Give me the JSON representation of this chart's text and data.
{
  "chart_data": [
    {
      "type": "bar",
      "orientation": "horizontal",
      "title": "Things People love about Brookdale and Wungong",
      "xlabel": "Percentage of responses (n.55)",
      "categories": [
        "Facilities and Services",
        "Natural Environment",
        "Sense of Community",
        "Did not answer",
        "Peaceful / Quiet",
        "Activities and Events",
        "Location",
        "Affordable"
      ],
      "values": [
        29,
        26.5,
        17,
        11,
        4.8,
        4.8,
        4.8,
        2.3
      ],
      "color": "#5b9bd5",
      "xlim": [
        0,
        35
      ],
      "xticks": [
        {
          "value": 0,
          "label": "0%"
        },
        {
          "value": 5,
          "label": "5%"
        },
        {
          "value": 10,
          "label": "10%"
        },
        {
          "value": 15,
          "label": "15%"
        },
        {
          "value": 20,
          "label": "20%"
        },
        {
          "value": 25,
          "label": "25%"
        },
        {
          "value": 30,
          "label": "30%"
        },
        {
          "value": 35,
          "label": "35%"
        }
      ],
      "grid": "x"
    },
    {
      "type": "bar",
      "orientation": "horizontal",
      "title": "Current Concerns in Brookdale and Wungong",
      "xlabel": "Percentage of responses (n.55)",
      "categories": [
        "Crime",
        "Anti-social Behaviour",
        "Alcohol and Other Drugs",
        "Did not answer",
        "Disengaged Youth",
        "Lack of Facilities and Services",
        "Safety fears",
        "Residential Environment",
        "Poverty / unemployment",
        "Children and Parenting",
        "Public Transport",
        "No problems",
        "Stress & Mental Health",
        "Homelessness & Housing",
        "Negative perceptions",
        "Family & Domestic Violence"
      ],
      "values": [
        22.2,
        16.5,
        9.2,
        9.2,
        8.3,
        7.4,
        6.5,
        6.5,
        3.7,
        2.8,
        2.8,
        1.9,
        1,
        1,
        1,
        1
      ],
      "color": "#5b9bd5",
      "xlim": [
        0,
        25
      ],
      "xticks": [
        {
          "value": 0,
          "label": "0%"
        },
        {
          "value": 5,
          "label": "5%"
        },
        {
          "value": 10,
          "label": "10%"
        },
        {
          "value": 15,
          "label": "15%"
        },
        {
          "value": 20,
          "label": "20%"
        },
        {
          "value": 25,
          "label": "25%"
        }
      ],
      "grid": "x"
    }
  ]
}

▶ Objective
For each line of the entries that includes "Brookdale", show that line.

▶ The solution
      "title": "Things People love about Brookdale and Wungong",
      "title": "Current Concerns in Brookdale and Wungong",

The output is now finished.